Copy out all lines where "Team" appears.

━━ Provided records

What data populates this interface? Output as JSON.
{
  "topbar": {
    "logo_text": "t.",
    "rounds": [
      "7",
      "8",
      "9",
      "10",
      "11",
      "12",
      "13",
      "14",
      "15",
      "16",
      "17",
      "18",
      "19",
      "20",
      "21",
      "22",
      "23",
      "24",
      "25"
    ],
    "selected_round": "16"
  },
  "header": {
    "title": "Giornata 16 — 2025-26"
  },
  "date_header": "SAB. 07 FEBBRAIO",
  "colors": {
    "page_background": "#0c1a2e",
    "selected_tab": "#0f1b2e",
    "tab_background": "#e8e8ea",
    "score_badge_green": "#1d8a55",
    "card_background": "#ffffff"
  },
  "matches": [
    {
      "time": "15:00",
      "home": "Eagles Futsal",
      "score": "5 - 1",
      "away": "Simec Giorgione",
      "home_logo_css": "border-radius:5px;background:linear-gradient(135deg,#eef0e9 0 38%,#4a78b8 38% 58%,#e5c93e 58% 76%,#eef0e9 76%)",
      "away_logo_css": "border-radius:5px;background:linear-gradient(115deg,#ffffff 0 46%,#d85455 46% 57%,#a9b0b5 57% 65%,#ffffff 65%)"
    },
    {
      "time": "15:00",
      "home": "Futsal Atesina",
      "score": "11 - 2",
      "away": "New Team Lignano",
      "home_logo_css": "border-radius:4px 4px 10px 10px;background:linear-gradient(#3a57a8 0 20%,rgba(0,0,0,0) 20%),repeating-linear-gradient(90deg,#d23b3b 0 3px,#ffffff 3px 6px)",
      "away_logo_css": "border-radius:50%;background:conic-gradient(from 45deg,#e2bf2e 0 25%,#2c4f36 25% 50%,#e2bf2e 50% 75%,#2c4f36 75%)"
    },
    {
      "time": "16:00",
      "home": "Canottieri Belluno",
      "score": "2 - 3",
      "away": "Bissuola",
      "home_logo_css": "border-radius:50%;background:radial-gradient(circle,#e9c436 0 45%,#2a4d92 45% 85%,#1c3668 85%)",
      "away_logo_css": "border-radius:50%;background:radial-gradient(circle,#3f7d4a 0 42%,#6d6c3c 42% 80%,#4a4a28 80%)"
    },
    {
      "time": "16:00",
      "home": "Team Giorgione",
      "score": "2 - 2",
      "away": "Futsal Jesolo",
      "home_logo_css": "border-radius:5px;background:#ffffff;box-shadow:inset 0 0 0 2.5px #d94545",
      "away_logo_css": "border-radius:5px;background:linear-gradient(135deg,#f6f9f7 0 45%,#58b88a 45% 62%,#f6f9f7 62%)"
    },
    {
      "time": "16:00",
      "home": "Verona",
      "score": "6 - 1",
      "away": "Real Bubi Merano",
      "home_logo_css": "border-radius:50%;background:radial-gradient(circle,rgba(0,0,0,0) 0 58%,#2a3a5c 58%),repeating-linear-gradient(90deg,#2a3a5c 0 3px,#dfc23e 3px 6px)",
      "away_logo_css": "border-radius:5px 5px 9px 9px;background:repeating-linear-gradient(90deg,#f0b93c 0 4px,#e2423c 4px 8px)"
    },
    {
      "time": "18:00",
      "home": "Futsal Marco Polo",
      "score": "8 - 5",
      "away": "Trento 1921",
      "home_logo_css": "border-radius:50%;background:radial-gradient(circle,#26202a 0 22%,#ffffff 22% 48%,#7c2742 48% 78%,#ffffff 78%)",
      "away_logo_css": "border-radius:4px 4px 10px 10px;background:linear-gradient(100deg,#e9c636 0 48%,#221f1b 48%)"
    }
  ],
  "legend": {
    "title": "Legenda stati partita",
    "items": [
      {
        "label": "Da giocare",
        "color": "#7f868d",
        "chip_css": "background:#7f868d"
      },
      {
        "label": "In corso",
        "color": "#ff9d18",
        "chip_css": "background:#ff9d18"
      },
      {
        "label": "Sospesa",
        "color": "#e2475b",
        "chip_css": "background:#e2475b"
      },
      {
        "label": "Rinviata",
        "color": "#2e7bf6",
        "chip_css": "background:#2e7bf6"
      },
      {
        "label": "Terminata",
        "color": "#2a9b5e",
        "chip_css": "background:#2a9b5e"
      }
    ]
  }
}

━━━━

** Exercise response **
      "away": "New Team Lignano",
      "home": "Team Giorgione",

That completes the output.